— begin DATA IN THIS EXERCISE —
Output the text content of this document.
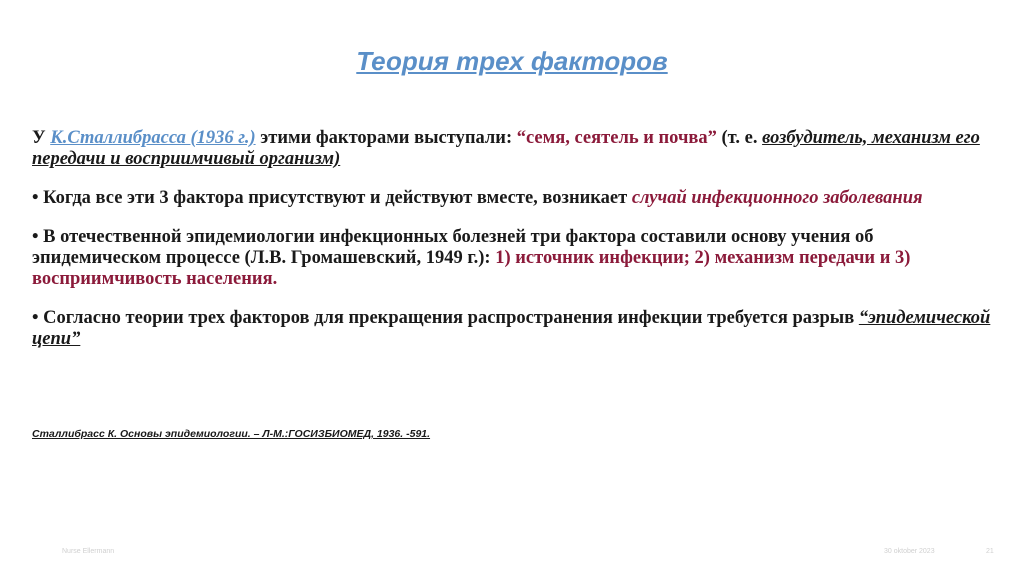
Теория трех факторов

У К.Сталлибрасса (1936 г.) этими факторами выступали: “семя, сеятель и почва” (т. е. возбудитель, механизм его передачи и восприимчивый организм)

• Когда все эти 3 фактора присутствуют и действуют вместе, возникает случай инфекционного заболевания

• В отечественной эпидемиологии инфекционных болезней три фактора составили основу учения об эпидемическом процессе (Л.В. Громашевский, 1949 г.): 1) источник инфекции; 2) механизм передачи и 3) восприимчивость населения.

• Согласно теории трех факторов для прекращения распространения инфекции требуется разрыв “эпидемической цепи”

Сталлибрасс К. Основы эпидемиологии. – Л-М.:ГОСИЗБИОМЕД, 1936. -591.
Nurse Ellermann	30 oktober 2023	21
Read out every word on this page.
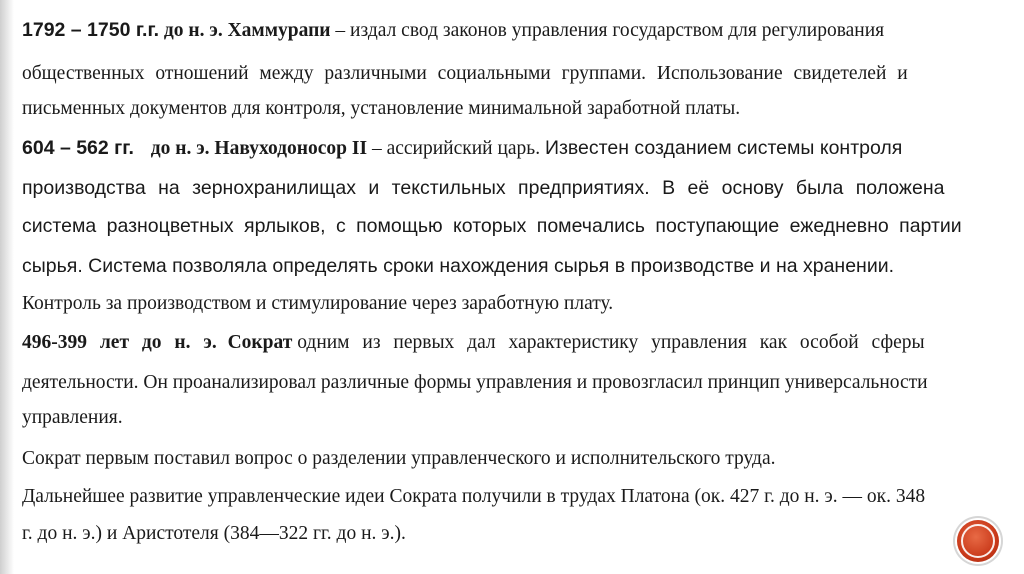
1792 – 1750 г.г. до н. э. Хаммурапи – издал свод законов управления государством для регулирования
общественных отношений между различными социальными группами. Использование свидетелей и
письменных документов для контроля, установление минимальной заработной платы.
604 – 562 гг. до н. э. Навуходоносор II – ассирийский царь. Известен созданием системы контроля
производства на зернохранилищах и текстильных предприятиях. В её основу была положена
система разноцветных ярлыков, с помощью которых помечались поступающие ежедневно партии
сырья. Система позволяла определять сроки нахождения сырья в производстве и на хранении.
Контроль за производством и стимулирование через заработную плату.
496-399 лет до н. э. Сократ одним из первых дал характеристику управления как особой сферы
деятельности. Он проанализировал различные формы управления и провозгласил принцип универсальности
управления.
Сократ первым поставил вопрос о разделении управленческого и исполнительского труда.
Дальнейшее развитие управленческие идеи Сократа получили в трудах Платона (ок. 427 г. до н. э. — ок. 348
г. до н. э.) и Аристотеля (384—322 гг. до н. э.).
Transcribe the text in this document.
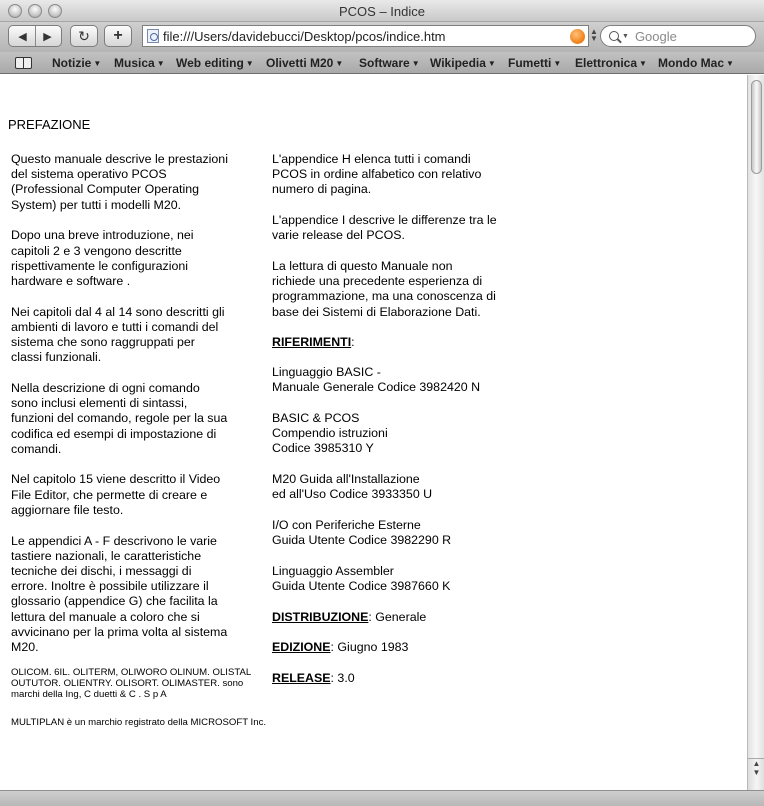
PCOS – Indice
◀	▶	↻	+	file:///Users/davidebucci/Desktop/pcos/indice.htm	▲
▼	▼ Google
Notizie ▼ Musica ▼ Web editing ▼ Olivetti M20 ▼ Software ▼ Wikipedia ▼ Fumetti ▼ Elettronica ▼ Mondo Mac ▼
PREFAZIONE

Questo manuale descrive le prestazioni del sistema operativo PCOS (Professional Computer Operating System) per tutti i modelli M20.

Dopo una breve introduzione, nei capitoli 2 e 3 vengono descritte rispettivamente le configurazioni hardware e software .

Nei capitoli dal 4 al 14 sono descritti gli ambienti di lavoro e tutti i comandi del sistema che sono raggruppati per classi funzionali.

Nella descrizione di ogni comando sono inclusi elementi di sintassi, funzioni del comando, regole per la sua codifica ed esempi di impostazione di comandi.

Nel capitolo 15 viene descritto il Video File Editor, che permette di creare e aggiornare file testo.

Le appendici A - F descrivono le varie tastiere nazionali, le caratteristiche tecniche dei dischi, i messaggi di errore. Inoltre è possibile utilizzare il glossario (appendice G) che facilita la lettura del manuale a coloro che si avvicinano per la prima volta al sistema M20.

OLICOM. 6IL. OLITERM, OLIWORO OLINUM. OLISTAL OUTUTOR. OLIENTRY. OLISORT. OLIMASTER. sono marchi della Ing, C duetti & C . S p A

MULTIPLAN è un marchio registrato della MICROSOFT Inc.

L'appendice H elenca tutti i comandi PCOS in ordine alfabetico con relativo numero di pagina.

L'appendice I descrive le differenze tra le varie release del PCOS.

La lettura di questo Manuale non richiede una precedente esperienza di programmazione, ma una conoscenza di base dei Sistemi di Elaborazione Dati.

RIFERIMENTI:

Linguaggio BASIC -
Manuale Generale Codice 3982420 N

BASIC & PCOS
Compendio istruzioni
Codice 3985310 Y

M20 Guida all'Installazione
ed all'Uso Codice 3933350 U

I/O con Periferiche Esterne
Guida Utente Codice 3982290 R

Linguaggio Assembler
Guida Utente Codice 3987660 K

DISTRIBUZIONE: Generale

EDIZIONE: Giugno 1983

RELEASE: 3.0

▲
▼
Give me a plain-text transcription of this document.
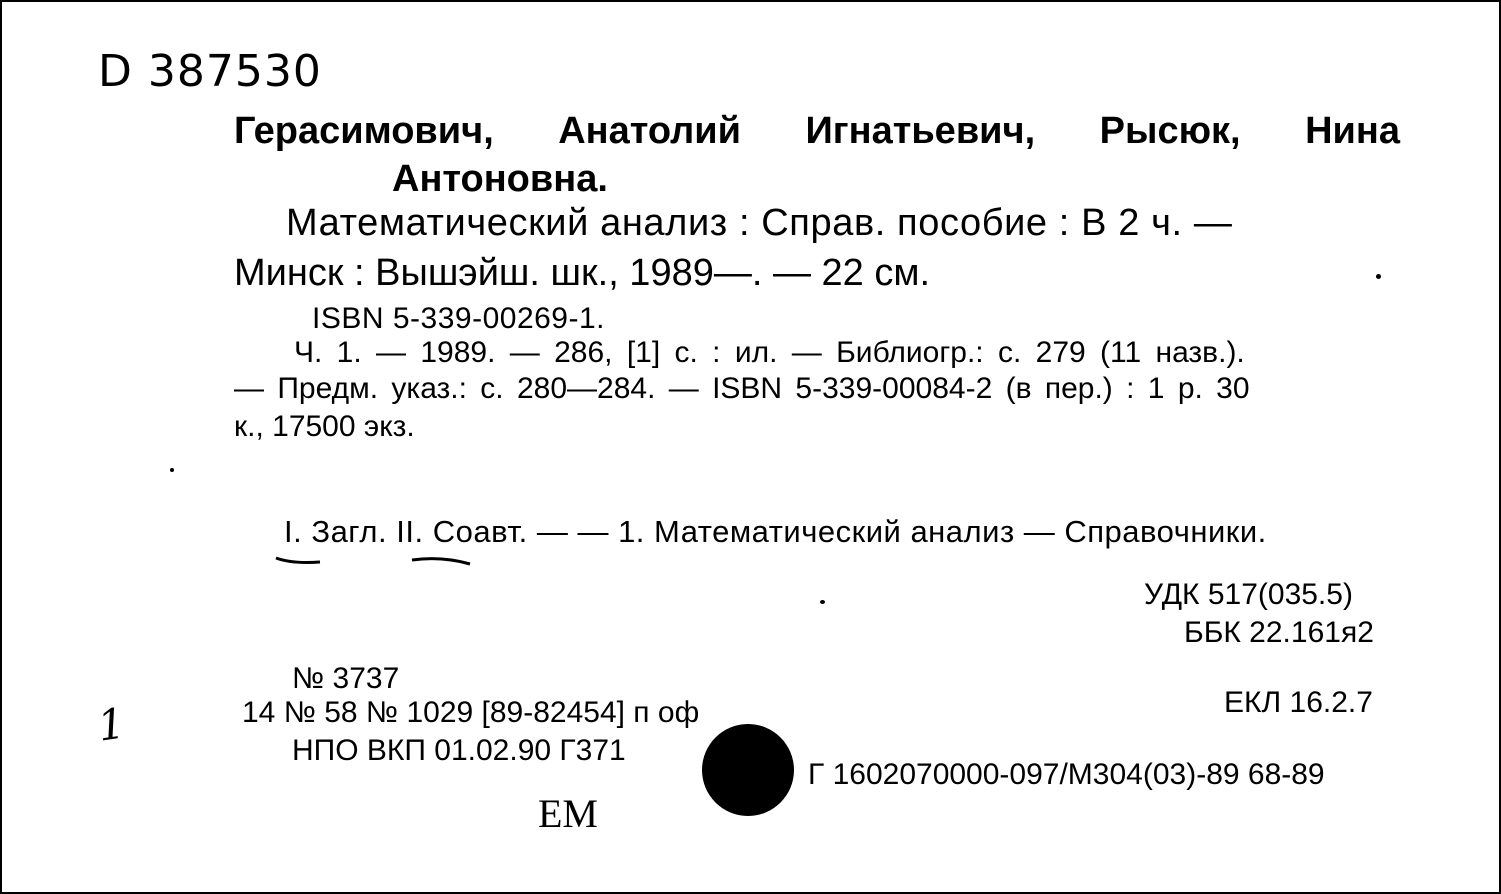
D 387530
Герасимович, Анатолий Игнатьевич, Рысюк, Нина
Антоновна.
Математический анализ : Справ. пособие : В 2 ч. —
Минск : Вышэйш. шк., 1989—. — 22 см.
ISBN 5-339-00269-1.
Ч. 1. — 1989. — 286, [1] с. : ил. — Библиогр.: с. 279 (11 назв.).
— Предм. указ.: с. 280—284. — ISBN 5-339-00084-2 (в пер.) : 1 р. 30
к., 17500 экз.
I. Загл. II. Соавт. — — 1. Математический анализ — Справочники.
УДК 517(035.5)
ББК 22.161я2
ЕКЛ 16.2.7
№ 3737
1	14 № 58 № 1029 [89-82454] п оф
НПО ВКП 01.02.90 Г371
Г 1602070000-097/М304(03)-89 68-89
ЕМ
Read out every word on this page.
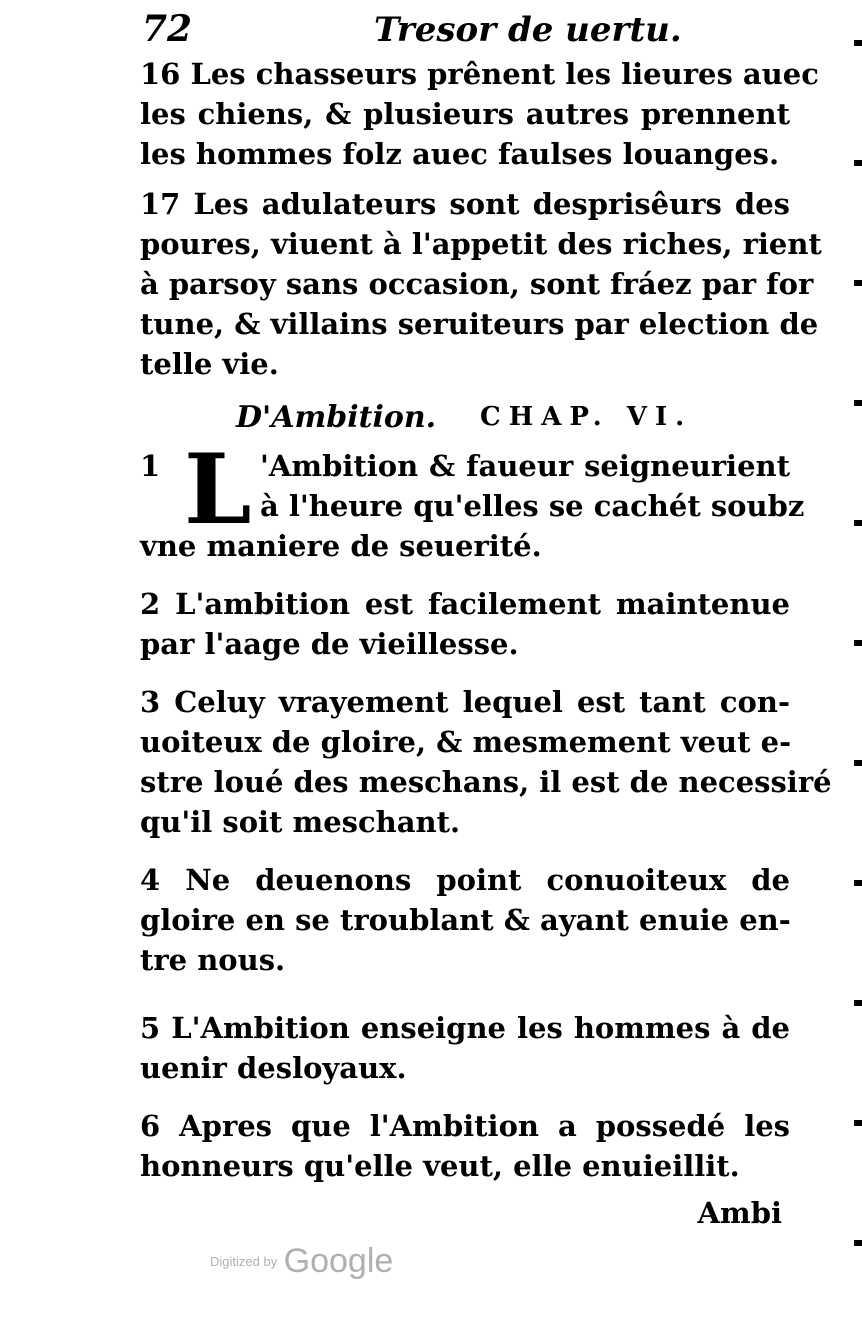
72	Tresor de uertu.

16 Les chasseurs prênent les lieures auec
les chiens, & plusieurs autres prennent
les hommes folz auec faulses louanges.

17 Les adulateurs sont desprisêurs des
poures, viuent à l'appetit des riches, rient
à parsoy sans occasion, sont fráez par for
tune, & villains seruiteurs par election de
telle vie.

D'Ambition. CHAP. VI.
1 L 'Ambition & faueur seigneurient
à l'heure qu'elles se cachét soubz
vne maniere de seuerité.

2 L'ambition est facilement maintenue
par l'aage de vieillesse.

3 Celuy vrayement lequel est tant con-
uoiteux de gloire, & mesmement veut e-
stre loué des meschans, il est de necessiré
qu'il soit meschant.

4 Ne deuenons point conuoiteux de
gloire en se troublant & ayant enuie en-
tre nous.

5 L'Ambition enseigne les hommes à de
uenir desloyaux.

6 Apres que l'Ambition a possedé les
honneurs qu'elle veut, elle enuieillit.

Ambi
Digitized by Google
— end DATA IN THIS EXERCISE —
- **TASK TO CARRY OUT**
Within the listing above, find every line containing the string "Codice" and return it.

- **RESULT**
Manuale Generale Codice 3982420 N
Codice 3985310 Y
ed all'Uso Codice 3933350 U
Guida Utente Codice 3982290 R
Guida Utente Codice 3987660 K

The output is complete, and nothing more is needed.